→ **Given request**
Without the images, write out all of the following entries exactly.

→ **The records**
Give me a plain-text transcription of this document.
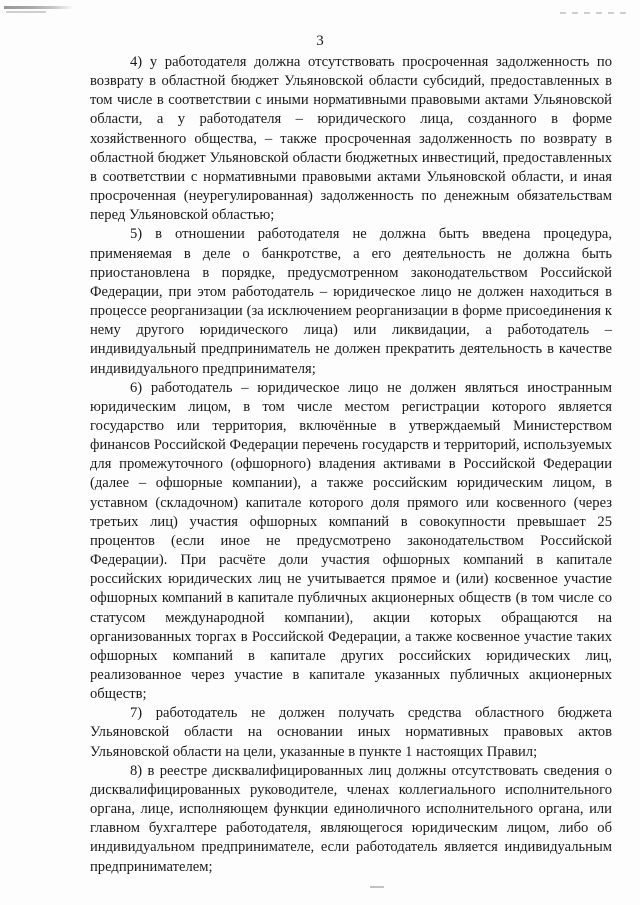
3

4) у работодателя должна отсутствовать просроченная задолженность по возврату в областной бюджет Ульяновской области субсидий, предоставленных в том числе в соответствии с иными нормативными правовыми актами Ульяновской области, а у работодателя – юридического лица, созданного в форме хозяйственного общества, – также просроченная задолженность по возврату в областной бюджет Ульяновской области бюджетных инвестиций, предоставленных в соответствии с нормативными правовыми актами Ульяновской области, и иная просроченная (неурегулированная) задолженность по денежным обязательствам перед Ульяновской областью;

5) в отношении работодателя не должна быть введена процедура, применяемая в деле о банкротстве, а его деятельность не должна быть приостановлена в порядке, предусмотренном законодательством Российской Федерации, при этом работодатель – юридическое лицо не должен находиться в процессе реорганизации (за исключением реорганизации в форме присоединения к нему другого юридического лица) или ликвидации, а работодатель – индивидуальный предприниматель не должен прекратить деятельность в качестве индивидуального предпринимателя;

6) работодатель – юридическое лицо не должен являться иностранным юридическим лицом, в том числе местом регистрации которого является государство или территория, включённые в утверждаемый Министерством финансов Российской Федерации перечень государств и территорий, используемых для промежуточного (офшорного) владения активами в Российской Федерации (далее – офшорные компании), а также российским юридическим лицом, в уставном (складочном) капитале которого доля прямого или косвенного (через третьих лиц) участия офшорных компаний в совокупности превышает 25 процентов (если иное не предусмотрено законодательством Российской Федерации). При расчёте доли участия офшорных компаний в капитале российских юридических лиц не учитывается прямое и (или) косвенное участие офшорных компаний в капитале публичных акционерных обществ (в том числе со статусом международной компании), акции которых обращаются на организованных торгах в Российской Федерации, а также косвенное участие таких офшорных компаний в капитале других российских юридических лиц, реализованное через участие в капитале указанных публичных акционерных обществ;

7) работодатель не должен получать средства областного бюджета Ульяновской области на основании иных нормативных правовых актов Ульяновской области на цели, указанные в пункте 1 настоящих Правил;

8) в реестре дисквалифицированных лиц должны отсутствовать сведения о дисквалифицированных руководителе, членах коллегиального исполнительного органа, лице, исполняющем функции единоличного исполнительного органа, или главном бухгалтере работодателя, являющегося юридическим лицом, либо об индивидуальном предпринимателе, если работодатель является индивидуальным предпринимателем;
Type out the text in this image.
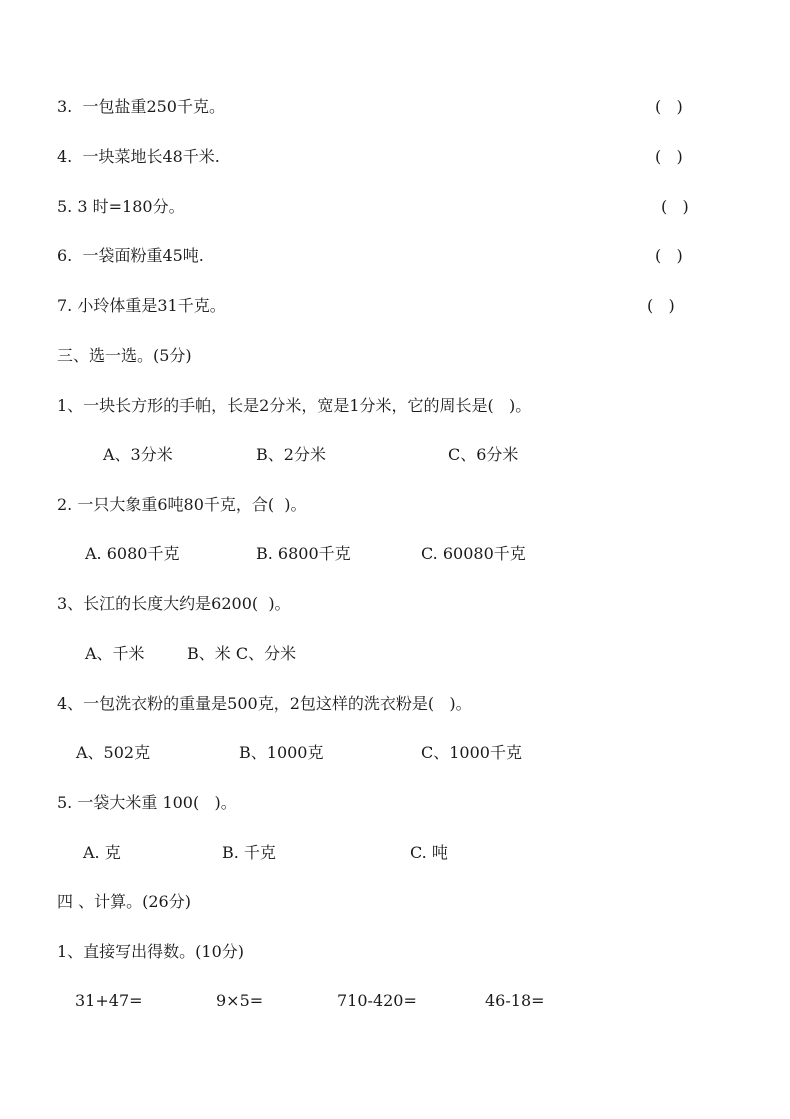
3.  一包盐重250千克。	(   )
4.  一块菜地长48千米.	(   )
5. 3 时=180分。	(   )
6.  一袋面粉重45吨.	(   )
7. 小玲体重是31千克。	(   )
三、选一选。(5分)
1、一块长方形的手帕，长是2分米，宽是1分米，它的周长是(   )。
A、3分米	B、2分米	C、6分米
2. 一只大象重6吨80千克，合(  )。
A. 6080千克	B. 6800千克	C. 60080千克
3、长江的长度大约是6200(  )。
A、千米	B、米 C、分米
4、一包洗衣粉的重量是500克，2包这样的洗衣粉是(   )。
A、502克	B、1000克	C、1000千克
5. 一袋大米重 100(   )。
A. 克	B. 千克	C. 吨
四 、计算。(26分)
1、直接写出得数。(10分)
31+47=	9×5=	710-420=	46-18=
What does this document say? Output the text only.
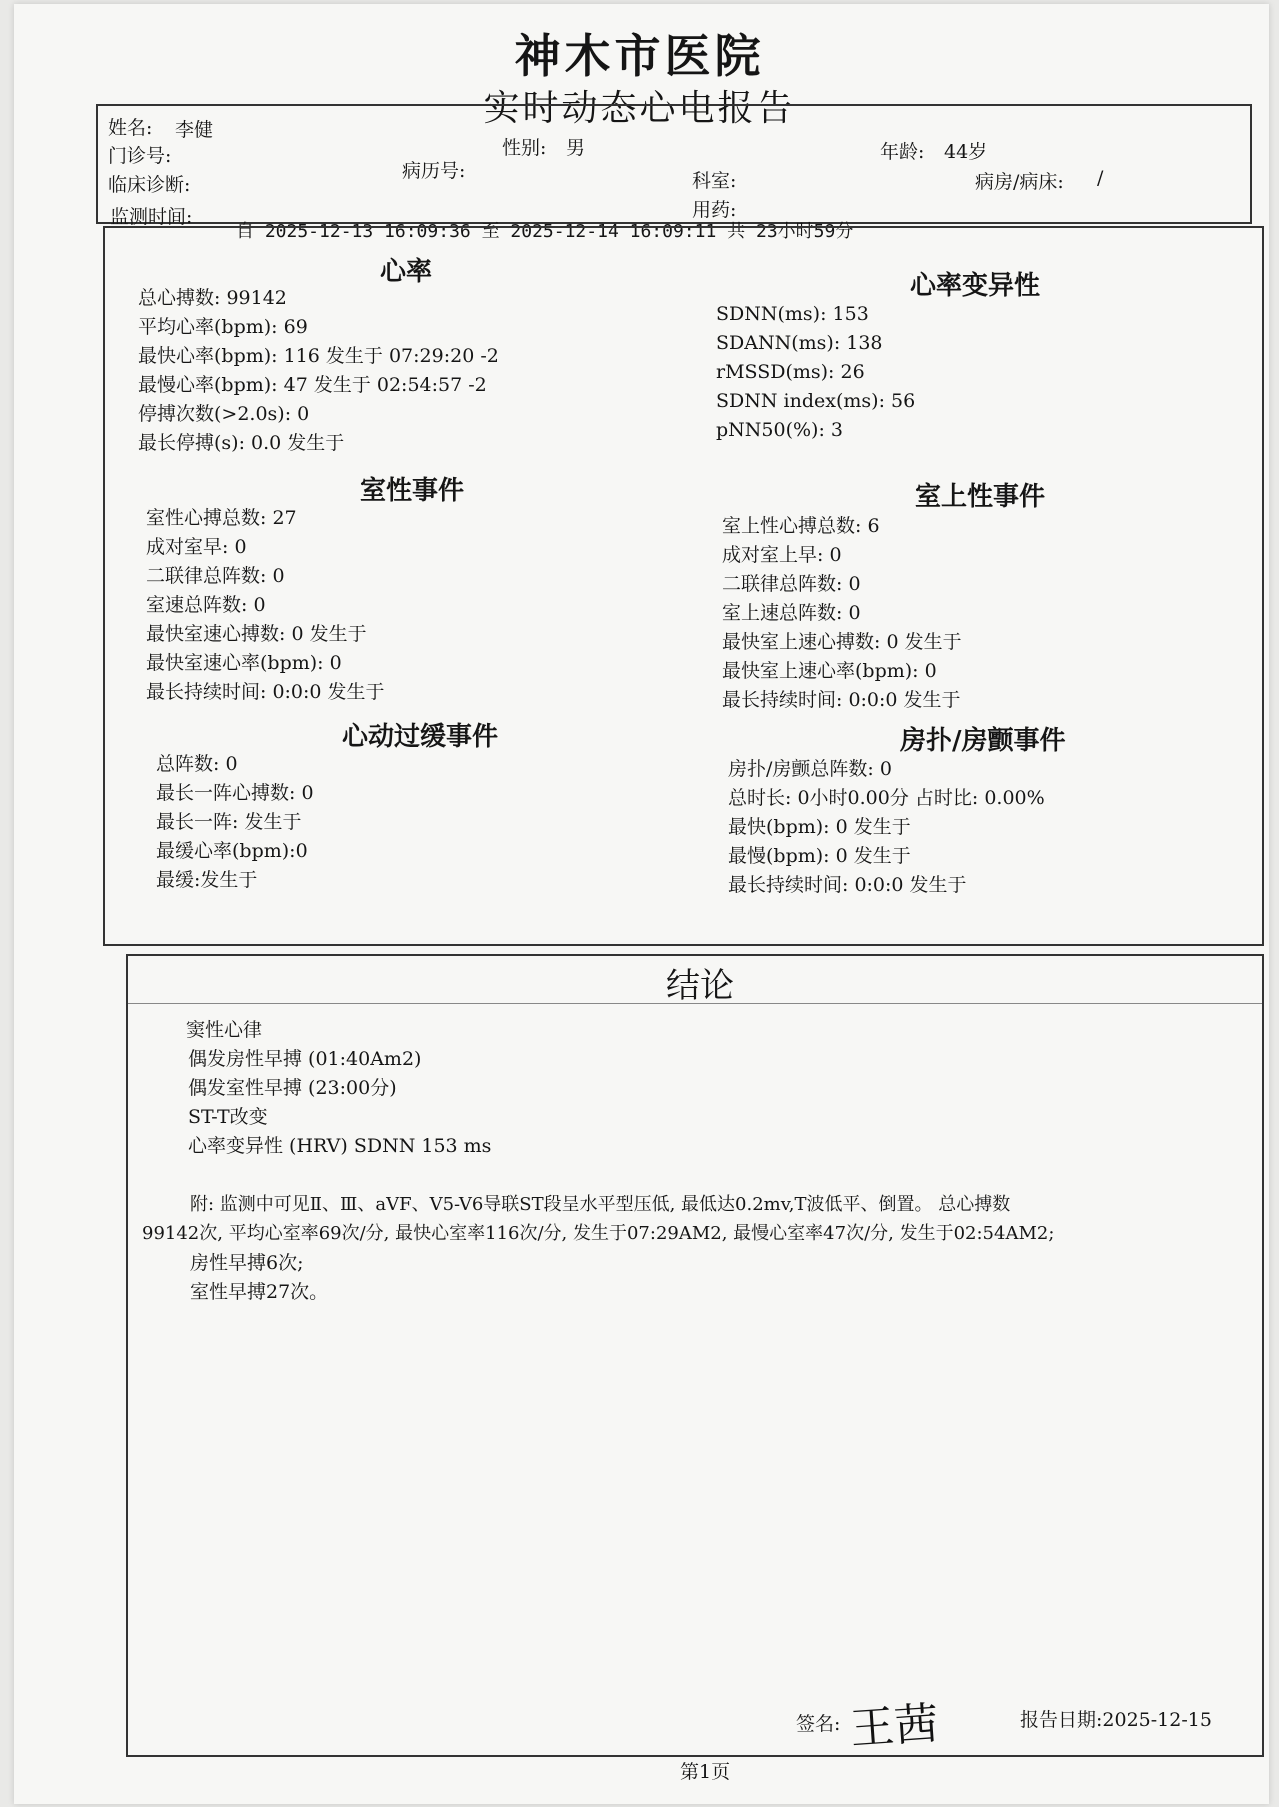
神木市医院
实时动态心电报告
姓名: 李健
门诊号:	性别: 男	年龄: 44岁
病历号:
临床诊断:	科室:	病房/病床: /
用药:
监测时间:
自 2025-12-13 16:09:36 至 2025-12-14 16:09:11 共 23小时59分
心率
总心搏数: 99142
平均心率(bpm): 69
最快心率(bpm): 116 发生于 07:29:20 -2
最慢心率(bpm): 47 发生于 02:54:57 -2
停搏次数(>2.0s): 0
最长停搏(s): 0.0 发生于
心率变异性
SDNN(ms): 153
SDANN(ms): 138
rMSSD(ms): 26
SDNN index(ms): 56
pNN50(%): 3
室性事件
室性心搏总数: 27
成对室早: 0
二联律总阵数: 0
室速总阵数: 0
最快室速心搏数: 0 发生于
最快室速心率(bpm): 0
最长持续时间: 0:0:0 发生于
室上性事件
室上性心搏总数: 6
成对室上早: 0
二联律总阵数: 0
室上速总阵数: 0
最快室上速心搏数: 0 发生于
最快室上速心率(bpm): 0
最长持续时间: 0:0:0 发生于
心动过缓事件
总阵数: 0
最长一阵心搏数: 0
最长一阵: 发生于
最缓心率(bpm):0
最缓:发生于
房扑/房颤事件
房扑/房颤总阵数: 0
总时长: 0小时0.00分 占时比: 0.00%
最快(bpm): 0 发生于
最慢(bpm): 0 发生于
最长持续时间: 0:0:0 发生于
结论
窦性心律
偶发房性早搏 (01:40Am2)
偶发室性早搏 (23:00分)
ST-T改变
心率变异性 (HRV) SDNN 153 ms
附: 监测中可见Ⅱ、Ⅲ、aVF、V5-V6导联ST段呈水平型压低, 最低达0.2mv,T波低平、倒置。 总心搏数
99142次, 平均心室率69次/分, 最快心室率116次/分, 发生于07:29AM2, 最慢心室率47次/分, 发生于02:54AM2;
房性早搏6次;
室性早搏27次。
签名: 王茜	报告日期:2025-12-15
第1页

→ **Right answer**
Give me a plain-text transcription of this document.
3

4) у работодателя должна отсутствовать просроченная задолженность по возврату в областной бюджет Ульяновской области субсидий, предоставленных в том числе в соответствии с иными нормативными правовыми актами Ульяновской области, а у работодателя – юридического лица, созданного в форме хозяйственного общества, – также просроченная задолженность по возврату в областной бюджет Ульяновской области бюджетных инвестиций, предоставленных в соответствии с нормативными правовыми актами Ульяновской области, и иная просроченная (неурегулированная) задолженность по денежным обязательствам перед Ульяновской областью;

5) в отношении работодателя не должна быть введена процедура, применяемая в деле о банкротстве, а его деятельность не должна быть приостановлена в порядке, предусмотренном законодательством Российской Федерации, при этом работодатель – юридическое лицо не должен находиться в процессе реорганизации (за исключением реорганизации в форме присоединения к нему другого юридического лица) или ликвидации, а работодатель – индивидуальный предприниматель не должен прекратить деятельность в качестве индивидуального предпринимателя;

6) работодатель – юридическое лицо не должен являться иностранным юридическим лицом, в том числе местом регистрации которого является государство или территория, включённые в утверждаемый Министерством финансов Российской Федерации перечень государств и территорий, используемых для промежуточного (офшорного) владения активами в Российской Федерации (далее – офшорные компании), а также российским юридическим лицом, в уставном (складочном) капитале которого доля прямого или косвенного (через третьих лиц) участия офшорных компаний в совокупности превышает 25 процентов (если иное не предусмотрено законодательством Российской Федерации). При расчёте доли участия офшорных компаний в капитале российских юридических лиц не учитывается прямое и (или) косвенное участие офшорных компаний в капитале публичных акционерных обществ (в том числе со статусом международной компании), акции которых обращаются на организованных торгах в Российской Федерации, а также косвенное участие таких офшорных компаний в капитале других российских юридических лиц, реализованное через участие в капитале указанных публичных акционерных обществ;

7) работодатель не должен получать средства областного бюджета Ульяновской области на основании иных нормативных правовых актов Ульяновской области на цели, указанные в пункте 1 настоящих Правил;

8) в реестре дисквалифицированных лиц должны отсутствовать сведения о дисквалифицированных руководителе, членах коллегиального исполнительного органа, лице, исполняющем функции единоличного исполнительного органа, или главном бухгалтере работодателя, являющегося юридическим лицом, либо об индивидуальном предпринимателе, если работодатель является индивидуальным предпринимателем;
Type out the text in this image.
3.  一包盐重250千克。	(   )
4.  一块菜地长48千米.	(   )
5. 3 时=180分。	(   )
6.  一袋面粉重45吨.	(   )
7. 小玲体重是31千克。	(   )
三、选一选。(5分)
1、一块长方形的手帕，长是2分米，宽是1分米，它的周长是(   )。
A、3分米	B、2分米	C、6分米
2. 一只大象重6吨80千克，合(  )。
A. 6080千克	B. 6800千克	C. 60080千克
3、长江的长度大约是6200(  )。
A、千米	B、米 C、分米
4、一包洗衣粉的重量是500克，2包这样的洗衣粉是(   )。
A、502克	B、1000克	C、1000千克
5. 一袋大米重 100(   )。
A. 克	B. 千克	C. 吨
四 、计算。(26分)
1、直接写出得数。(10分)
31+47=	9×5=	710-420=	46-18=
What does this document say? Output the text only.
神木市医院
实时动态心电报告
姓名: 李健
门诊号:	性别: 男	年龄: 44岁
病历号:
临床诊断:	科室:	病房/病床: /
用药:
监测时间:
自 2025-12-13 16:09:36 至 2025-12-14 16:09:11 共 23小时59分
心率
总心搏数: 99142
平均心率(bpm): 69
最快心率(bpm): 116 发生于 07:29:20 -2
最慢心率(bpm): 47 发生于 02:54:57 -2
停搏次数(>2.0s): 0
最长停搏(s): 0.0 发生于
心率变异性
SDNN(ms): 153
SDANN(ms): 138
rMSSD(ms): 26
SDNN index(ms): 56
pNN50(%): 3
室性事件
室性心搏总数: 27
成对室早: 0
二联律总阵数: 0
室速总阵数: 0
最快室速心搏数: 0 发生于
最快室速心率(bpm): 0
最长持续时间: 0:0:0 发生于
室上性事件
室上性心搏总数: 6
成对室上早: 0
二联律总阵数: 0
室上速总阵数: 0
最快室上速心搏数: 0 发生于
最快室上速心率(bpm): 0
最长持续时间: 0:0:0 发生于
心动过缓事件
总阵数: 0
最长一阵心搏数: 0
最长一阵: 发生于
最缓心率(bpm):0
最缓:发生于
房扑/房颤事件
房扑/房颤总阵数: 0
总时长: 0小时0.00分 占时比: 0.00%
最快(bpm): 0 发生于
最慢(bpm): 0 发生于
最长持续时间: 0:0:0 发生于
结论
窦性心律
偶发房性早搏 (01:40Am2)
偶发室性早搏 (23:00分)
ST-T改变
心率变异性 (HRV) SDNN 153 ms
附: 监测中可见Ⅱ、Ⅲ、aVF、V5-V6导联ST段呈水平型压低, 最低达0.2mv,T波低平、倒置。 总心搏数
99142次, 平均心室率69次/分, 最快心室率116次/分, 发生于07:29AM2, 最慢心室率47次/分, 发生于02:54AM2;
房性早搏6次;
室性早搏27次。
签名: 王茜	报告日期:2025-12-15
第1页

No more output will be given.